[Aim]: Rewrite the entries from the first line through the line containing "candle-up xyxy=(502,365,507,368)", replacing every "candle-down" with "bearish-candle" and keeping everything else unchanged. Return only those lines.

A run of entries:
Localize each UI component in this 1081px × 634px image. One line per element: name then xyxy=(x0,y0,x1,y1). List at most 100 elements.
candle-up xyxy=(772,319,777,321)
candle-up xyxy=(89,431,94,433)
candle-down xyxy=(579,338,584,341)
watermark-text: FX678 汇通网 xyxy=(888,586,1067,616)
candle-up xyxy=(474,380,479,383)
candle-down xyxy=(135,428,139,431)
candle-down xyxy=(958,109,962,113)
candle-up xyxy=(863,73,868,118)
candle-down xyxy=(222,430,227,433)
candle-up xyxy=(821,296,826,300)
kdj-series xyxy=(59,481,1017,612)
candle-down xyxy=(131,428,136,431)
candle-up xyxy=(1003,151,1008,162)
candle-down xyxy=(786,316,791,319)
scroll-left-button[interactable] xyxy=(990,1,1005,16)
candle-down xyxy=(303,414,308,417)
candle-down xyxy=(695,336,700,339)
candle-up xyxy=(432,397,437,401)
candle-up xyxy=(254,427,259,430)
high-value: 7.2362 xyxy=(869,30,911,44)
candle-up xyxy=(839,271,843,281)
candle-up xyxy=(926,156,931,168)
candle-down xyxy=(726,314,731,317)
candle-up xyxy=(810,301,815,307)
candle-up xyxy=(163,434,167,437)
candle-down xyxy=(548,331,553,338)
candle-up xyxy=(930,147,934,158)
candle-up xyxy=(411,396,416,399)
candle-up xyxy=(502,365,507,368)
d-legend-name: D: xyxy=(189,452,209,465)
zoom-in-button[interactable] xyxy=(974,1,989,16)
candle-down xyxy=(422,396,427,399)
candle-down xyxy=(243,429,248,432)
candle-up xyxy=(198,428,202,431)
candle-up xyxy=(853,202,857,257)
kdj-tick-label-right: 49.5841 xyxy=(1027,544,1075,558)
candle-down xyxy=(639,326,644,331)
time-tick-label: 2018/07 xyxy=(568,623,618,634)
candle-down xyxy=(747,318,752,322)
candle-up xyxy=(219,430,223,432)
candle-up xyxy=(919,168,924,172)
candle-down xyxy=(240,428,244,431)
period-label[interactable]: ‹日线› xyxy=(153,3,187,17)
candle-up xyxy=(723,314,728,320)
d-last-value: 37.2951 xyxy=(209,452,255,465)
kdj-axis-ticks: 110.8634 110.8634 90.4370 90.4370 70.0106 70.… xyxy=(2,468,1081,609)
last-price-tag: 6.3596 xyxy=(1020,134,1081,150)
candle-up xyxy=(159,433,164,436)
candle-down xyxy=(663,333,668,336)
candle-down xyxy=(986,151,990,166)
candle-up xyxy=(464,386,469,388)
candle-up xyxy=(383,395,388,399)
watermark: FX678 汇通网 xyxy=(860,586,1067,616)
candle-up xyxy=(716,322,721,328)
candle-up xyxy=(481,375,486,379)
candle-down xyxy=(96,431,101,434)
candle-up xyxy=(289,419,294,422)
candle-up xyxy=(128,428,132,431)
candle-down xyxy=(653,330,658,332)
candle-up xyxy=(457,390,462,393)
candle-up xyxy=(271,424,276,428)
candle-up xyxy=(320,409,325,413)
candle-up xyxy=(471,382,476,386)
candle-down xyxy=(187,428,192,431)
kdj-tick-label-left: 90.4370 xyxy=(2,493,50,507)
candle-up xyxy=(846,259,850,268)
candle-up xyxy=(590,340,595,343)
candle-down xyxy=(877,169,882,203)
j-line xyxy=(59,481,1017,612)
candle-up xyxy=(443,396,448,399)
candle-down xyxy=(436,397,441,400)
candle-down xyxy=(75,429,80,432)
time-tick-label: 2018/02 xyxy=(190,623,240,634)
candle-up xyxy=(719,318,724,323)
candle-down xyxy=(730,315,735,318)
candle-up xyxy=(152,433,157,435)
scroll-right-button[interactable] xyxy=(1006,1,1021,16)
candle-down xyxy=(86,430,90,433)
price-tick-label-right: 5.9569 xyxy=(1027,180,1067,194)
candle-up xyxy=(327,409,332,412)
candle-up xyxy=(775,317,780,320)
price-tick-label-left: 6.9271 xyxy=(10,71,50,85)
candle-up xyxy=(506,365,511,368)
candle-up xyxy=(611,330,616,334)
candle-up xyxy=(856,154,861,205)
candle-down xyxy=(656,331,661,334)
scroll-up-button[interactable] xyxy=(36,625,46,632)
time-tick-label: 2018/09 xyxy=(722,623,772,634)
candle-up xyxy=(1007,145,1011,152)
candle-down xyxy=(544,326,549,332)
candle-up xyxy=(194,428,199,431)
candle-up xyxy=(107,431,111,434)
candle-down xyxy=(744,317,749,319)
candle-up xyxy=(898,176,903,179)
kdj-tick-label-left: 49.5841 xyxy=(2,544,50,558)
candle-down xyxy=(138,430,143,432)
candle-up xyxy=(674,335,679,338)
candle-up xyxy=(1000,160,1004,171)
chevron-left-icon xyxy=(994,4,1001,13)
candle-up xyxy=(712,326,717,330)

[Answer]:
Localize each UI component in this 1081px × 634px image. One line per element: name then xyxy=(x0,y0,x1,y1). List at most 100 elements.
candle-up xyxy=(772,319,777,321)
candle-up xyxy=(89,431,94,433)
bearish-candle xyxy=(579,338,584,341)
watermark-text: FX678 汇通网 xyxy=(888,586,1067,616)
candle-up xyxy=(474,380,479,383)
bearish-candle xyxy=(135,428,139,431)
bearish-candle xyxy=(958,109,962,113)
candle-up xyxy=(863,73,868,118)
bearish-candle xyxy=(222,430,227,433)
candle-up xyxy=(821,296,826,300)
kdj-series xyxy=(59,481,1017,612)
bearish-candle xyxy=(131,428,136,431)
candle-up xyxy=(1003,151,1008,162)
bearish-candle xyxy=(786,316,791,319)
scroll-left-button[interactable] xyxy=(990,1,1005,16)
bearish-candle xyxy=(303,414,308,417)
bearish-candle xyxy=(695,336,700,339)
candle-up xyxy=(432,397,437,401)
candle-up xyxy=(254,427,259,430)
high-value: 7.2362 xyxy=(869,30,911,44)
candle-up xyxy=(839,271,843,281)
candle-up xyxy=(926,156,931,168)
bearish-candle xyxy=(726,314,731,317)
candle-up xyxy=(810,301,815,307)
candle-up xyxy=(163,434,167,437)
bearish-candle xyxy=(548,331,553,338)
candle-up xyxy=(930,147,934,158)
candle-up xyxy=(411,396,416,399)
candle-up xyxy=(502,365,507,368)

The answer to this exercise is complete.